=== Task to carry out ===
Go through the records and extract every line with the word "date".

=== Provided data ===
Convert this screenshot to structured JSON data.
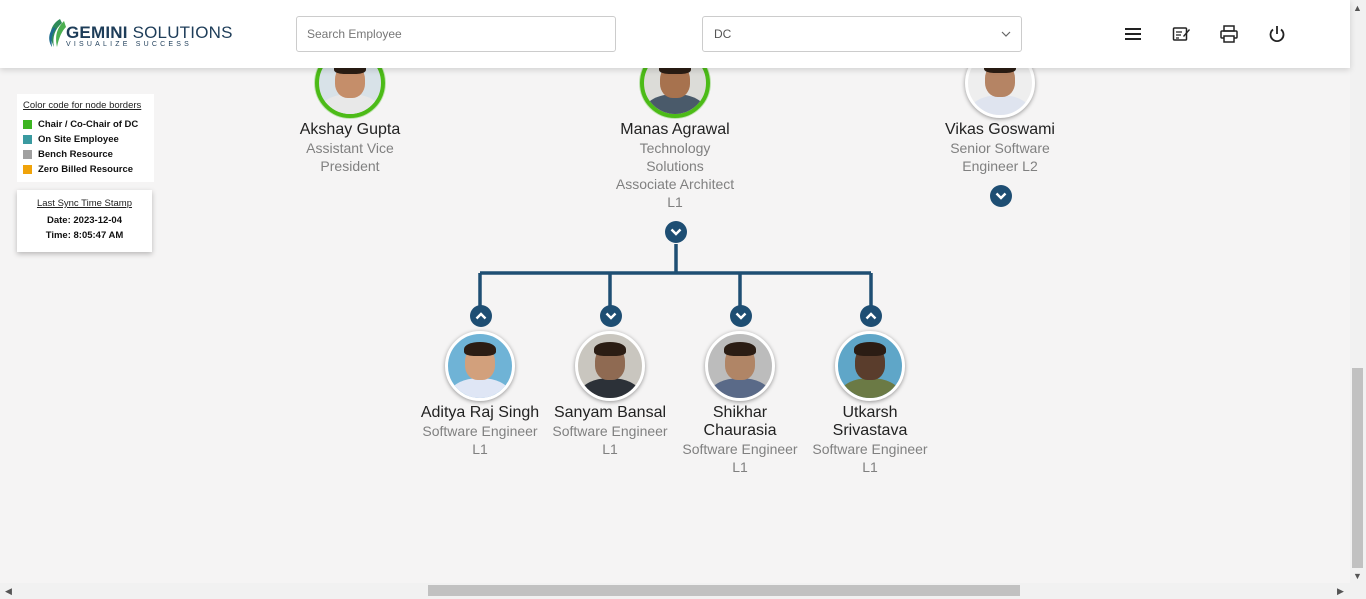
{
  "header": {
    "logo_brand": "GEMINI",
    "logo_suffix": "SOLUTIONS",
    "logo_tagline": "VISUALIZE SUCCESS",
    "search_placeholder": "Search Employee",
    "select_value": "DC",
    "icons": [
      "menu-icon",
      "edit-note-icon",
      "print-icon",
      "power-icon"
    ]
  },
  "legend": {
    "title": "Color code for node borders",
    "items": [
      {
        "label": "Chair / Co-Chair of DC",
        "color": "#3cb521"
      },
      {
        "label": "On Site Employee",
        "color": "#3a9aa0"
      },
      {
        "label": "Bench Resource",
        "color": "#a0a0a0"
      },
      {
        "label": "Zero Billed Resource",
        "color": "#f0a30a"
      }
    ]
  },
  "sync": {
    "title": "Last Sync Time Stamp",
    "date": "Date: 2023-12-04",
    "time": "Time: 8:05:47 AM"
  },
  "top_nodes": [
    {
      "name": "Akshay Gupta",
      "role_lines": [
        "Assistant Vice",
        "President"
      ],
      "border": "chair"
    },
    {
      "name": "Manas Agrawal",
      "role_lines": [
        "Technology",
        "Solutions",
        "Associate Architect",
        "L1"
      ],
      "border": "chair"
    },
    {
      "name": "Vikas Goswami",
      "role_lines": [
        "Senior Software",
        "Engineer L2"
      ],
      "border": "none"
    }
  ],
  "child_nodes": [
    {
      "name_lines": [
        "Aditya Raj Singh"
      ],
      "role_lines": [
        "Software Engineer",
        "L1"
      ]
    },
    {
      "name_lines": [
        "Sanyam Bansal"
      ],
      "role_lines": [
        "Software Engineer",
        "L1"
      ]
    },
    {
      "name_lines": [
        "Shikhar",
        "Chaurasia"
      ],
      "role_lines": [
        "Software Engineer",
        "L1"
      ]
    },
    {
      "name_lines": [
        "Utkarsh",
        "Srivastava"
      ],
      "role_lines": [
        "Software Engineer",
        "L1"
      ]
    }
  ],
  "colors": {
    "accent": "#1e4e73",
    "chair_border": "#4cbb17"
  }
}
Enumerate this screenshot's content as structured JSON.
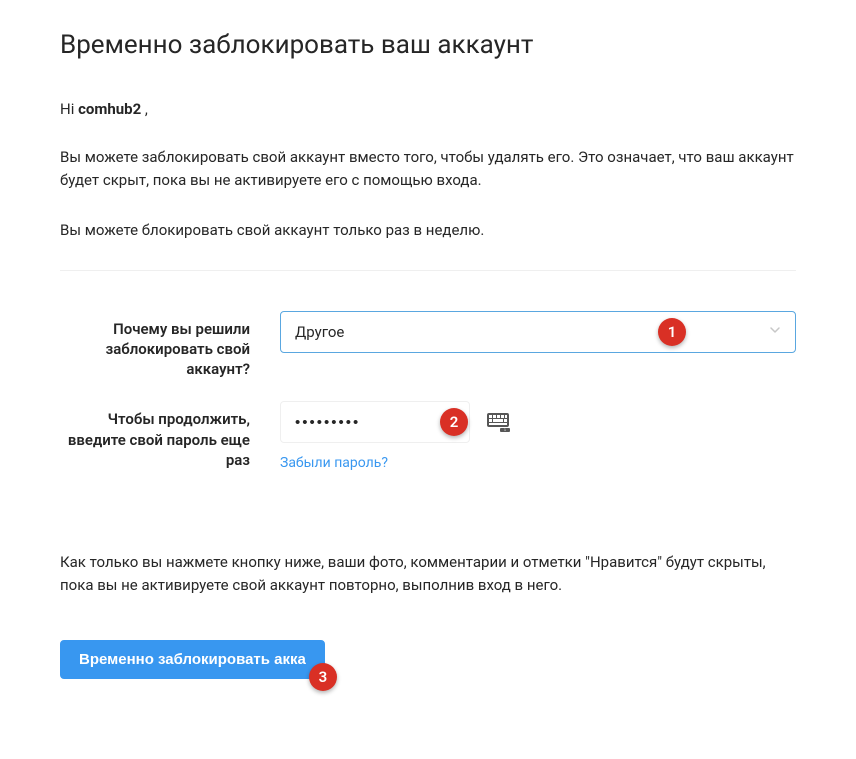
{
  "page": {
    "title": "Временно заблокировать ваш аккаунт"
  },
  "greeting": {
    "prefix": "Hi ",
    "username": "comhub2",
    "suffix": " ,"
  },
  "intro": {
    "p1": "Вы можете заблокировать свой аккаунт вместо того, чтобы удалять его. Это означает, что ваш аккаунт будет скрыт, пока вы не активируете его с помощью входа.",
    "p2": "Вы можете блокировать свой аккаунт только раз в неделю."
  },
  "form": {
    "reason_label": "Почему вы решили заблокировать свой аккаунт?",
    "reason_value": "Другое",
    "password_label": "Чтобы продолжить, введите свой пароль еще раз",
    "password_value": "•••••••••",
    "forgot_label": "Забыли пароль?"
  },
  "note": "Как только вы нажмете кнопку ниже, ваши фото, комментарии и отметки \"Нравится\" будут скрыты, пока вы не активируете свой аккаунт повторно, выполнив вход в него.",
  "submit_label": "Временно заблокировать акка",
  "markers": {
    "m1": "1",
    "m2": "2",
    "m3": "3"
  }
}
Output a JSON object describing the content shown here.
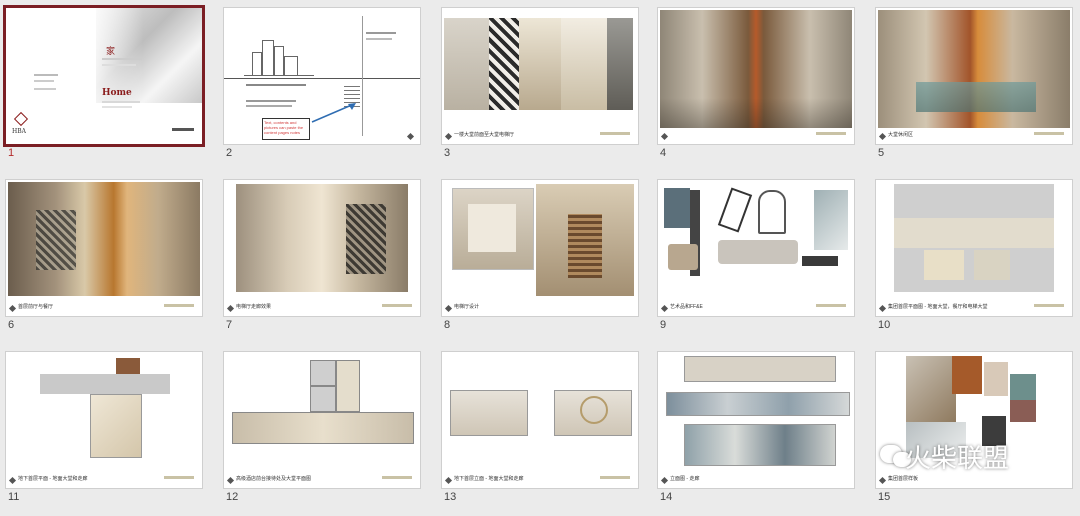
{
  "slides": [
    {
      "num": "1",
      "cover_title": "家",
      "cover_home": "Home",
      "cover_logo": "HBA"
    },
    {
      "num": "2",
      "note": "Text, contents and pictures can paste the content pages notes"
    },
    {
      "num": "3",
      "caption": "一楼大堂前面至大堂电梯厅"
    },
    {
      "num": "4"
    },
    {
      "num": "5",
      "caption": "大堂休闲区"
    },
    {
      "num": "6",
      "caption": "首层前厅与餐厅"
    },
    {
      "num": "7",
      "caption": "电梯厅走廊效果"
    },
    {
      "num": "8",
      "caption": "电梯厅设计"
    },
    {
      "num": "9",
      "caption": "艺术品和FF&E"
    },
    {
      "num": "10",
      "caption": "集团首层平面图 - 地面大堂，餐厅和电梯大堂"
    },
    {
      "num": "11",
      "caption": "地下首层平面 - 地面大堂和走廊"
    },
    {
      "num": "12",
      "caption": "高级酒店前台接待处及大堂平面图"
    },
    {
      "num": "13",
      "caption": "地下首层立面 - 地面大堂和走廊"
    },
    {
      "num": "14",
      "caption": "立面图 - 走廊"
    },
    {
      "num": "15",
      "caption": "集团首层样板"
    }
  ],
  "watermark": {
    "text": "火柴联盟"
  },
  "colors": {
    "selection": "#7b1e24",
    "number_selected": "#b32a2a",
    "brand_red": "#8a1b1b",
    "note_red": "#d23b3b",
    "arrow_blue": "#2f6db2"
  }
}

==

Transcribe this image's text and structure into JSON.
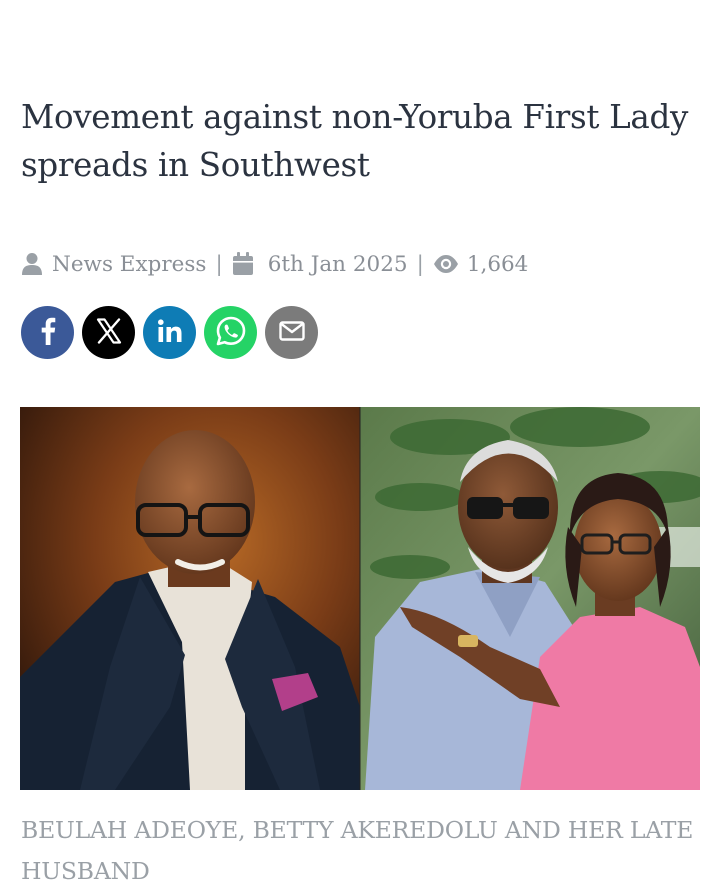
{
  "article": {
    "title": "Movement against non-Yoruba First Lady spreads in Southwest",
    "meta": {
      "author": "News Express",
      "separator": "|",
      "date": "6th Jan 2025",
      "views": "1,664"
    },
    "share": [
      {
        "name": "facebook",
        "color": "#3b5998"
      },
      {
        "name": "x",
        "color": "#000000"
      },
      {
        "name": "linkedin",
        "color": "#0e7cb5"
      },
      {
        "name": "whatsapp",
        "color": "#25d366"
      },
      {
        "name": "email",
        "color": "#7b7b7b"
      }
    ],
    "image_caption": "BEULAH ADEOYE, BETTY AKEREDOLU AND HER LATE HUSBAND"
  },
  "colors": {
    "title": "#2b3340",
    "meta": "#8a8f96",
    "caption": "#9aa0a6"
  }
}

=== Correct response ===
    "date": "Date: 2023-12-04",
      "date": "6th Jan 2025",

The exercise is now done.